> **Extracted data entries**
==========
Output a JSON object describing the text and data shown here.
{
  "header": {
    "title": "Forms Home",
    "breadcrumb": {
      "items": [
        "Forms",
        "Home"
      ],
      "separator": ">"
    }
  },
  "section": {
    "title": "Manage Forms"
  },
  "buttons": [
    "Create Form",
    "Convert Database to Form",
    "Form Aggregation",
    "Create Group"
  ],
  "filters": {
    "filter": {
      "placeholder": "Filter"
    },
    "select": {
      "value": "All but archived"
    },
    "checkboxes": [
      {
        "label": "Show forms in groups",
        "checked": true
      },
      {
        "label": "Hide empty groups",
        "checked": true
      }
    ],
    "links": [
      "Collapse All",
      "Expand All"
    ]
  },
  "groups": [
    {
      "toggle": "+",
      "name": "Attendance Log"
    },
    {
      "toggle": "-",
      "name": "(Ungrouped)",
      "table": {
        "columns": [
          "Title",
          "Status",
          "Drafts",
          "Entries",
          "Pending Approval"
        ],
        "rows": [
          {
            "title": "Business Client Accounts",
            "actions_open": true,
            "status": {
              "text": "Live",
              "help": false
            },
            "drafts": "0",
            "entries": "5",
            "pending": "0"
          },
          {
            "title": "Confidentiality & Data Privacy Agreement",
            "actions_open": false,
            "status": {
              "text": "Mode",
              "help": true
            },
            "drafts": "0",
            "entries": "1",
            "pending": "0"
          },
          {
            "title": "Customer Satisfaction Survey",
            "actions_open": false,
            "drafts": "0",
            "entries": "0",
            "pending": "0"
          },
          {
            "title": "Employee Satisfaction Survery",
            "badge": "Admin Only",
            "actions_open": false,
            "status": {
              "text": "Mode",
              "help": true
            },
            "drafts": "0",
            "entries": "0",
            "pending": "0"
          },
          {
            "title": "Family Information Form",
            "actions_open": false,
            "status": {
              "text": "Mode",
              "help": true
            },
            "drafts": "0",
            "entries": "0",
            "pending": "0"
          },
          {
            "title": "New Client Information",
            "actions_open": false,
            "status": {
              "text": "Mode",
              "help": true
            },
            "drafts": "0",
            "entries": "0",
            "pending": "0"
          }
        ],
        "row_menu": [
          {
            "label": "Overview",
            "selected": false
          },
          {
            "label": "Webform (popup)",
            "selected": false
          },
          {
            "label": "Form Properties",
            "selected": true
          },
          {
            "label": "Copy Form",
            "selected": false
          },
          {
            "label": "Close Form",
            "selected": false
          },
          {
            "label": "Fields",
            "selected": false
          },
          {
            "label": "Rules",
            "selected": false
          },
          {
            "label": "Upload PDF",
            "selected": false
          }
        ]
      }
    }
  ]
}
==========
> **GIVEN TASK**
Set down the material above again, word for word.

> **THE COMPLETED TASK**
Output a JSON object describing the text and data shown here.
{
  "header": {
    "title": "Forms Home",
    "breadcrumb": {
      "items": [
        "Forms",
        "Home"
      ],
      "separator": ">"
    }
  },
  "section": {
    "title": "Manage Forms"
  },
  "buttons": [
    "Create Form",
    "Convert Database to Form",
    "Form Aggregation",
    "Create Group"
  ],
  "filters": {
    "filter": {
      "placeholder": "Filter"
    },
    "select": {
      "value": "All but archived"
    },
    "checkboxes": [
      {
        "label": "Show forms in groups",
        "checked": true
      },
      {
        "label": "Hide empty groups",
        "checked": true
      }
    ],
    "links": [
      "Collapse All",
      "Expand All"
    ]
  },
  "groups": [
    {
      "toggle": "+",
      "name": "Attendance Log"
    },
    {
      "toggle": "-",
      "name": "(Ungrouped)",
      "table": {
        "columns": [
          "Title",
          "Status",
          "Drafts",
          "Entries",
          "Pending Approval"
        ],
        "rows": [
          {
            "title": "Business Client Accounts",
            "actions_open": true,
            "status": {
              "text": "Live",
              "help": false
            },
            "drafts": "0",
            "entries": "5",
            "pending": "0"
          },
          {
            "title": "Confidentiality & Data Privacy Agreement",
            "actions_open": false,
            "status": {
              "text": "Mode",
              "help": true
            },
            "drafts": "0",
            "entries": "1",
            "pending": "0"
          },
          {
            "title": "Customer Satisfaction Survey",
            "actions_open": false,
            "drafts": "0",
            "entries": "0",
            "pending": "0"
          },
          {
            "title": "Employee Satisfaction Survery",
            "badge": "Admin Only",
            "actions_open": false,
            "status": {
              "text": "Mode",
              "help": true
            },
            "drafts": "0",
            "entries": "0",
            "pending": "0"
          },
          {
            "title": "Family Information Form",
            "actions_open": false,
            "status": {
              "text": "Mode",
              "help": true
            },
            "drafts": "0",
            "entries": "0",
            "pending": "0"
          },
          {
            "title": "New Client Information",
            "actions_open": false,
            "status": {
              "text": "Mode",
              "help": true
            },
            "drafts": "0",
            "entries": "0",
            "pending": "0"
          }
        ],
        "row_menu": [
          {
            "label": "Overview",
            "selected": false
          },
          {
            "label": "Webform (popup)",
            "selected": false
          },
          {
            "label": "Form Properties",
            "selected": true
          },
          {
            "label": "Copy Form",
            "selected": false
          },
          {
            "label": "Close Form",
            "selected": false
          },
          {
            "label": "Fields",
            "selected": false
          },
          {
            "label": "Rules",
            "selected": false
          },
          {
            "label": "Upload PDF",
            "selected": false
          }
        ]
      }
    }
  ]
}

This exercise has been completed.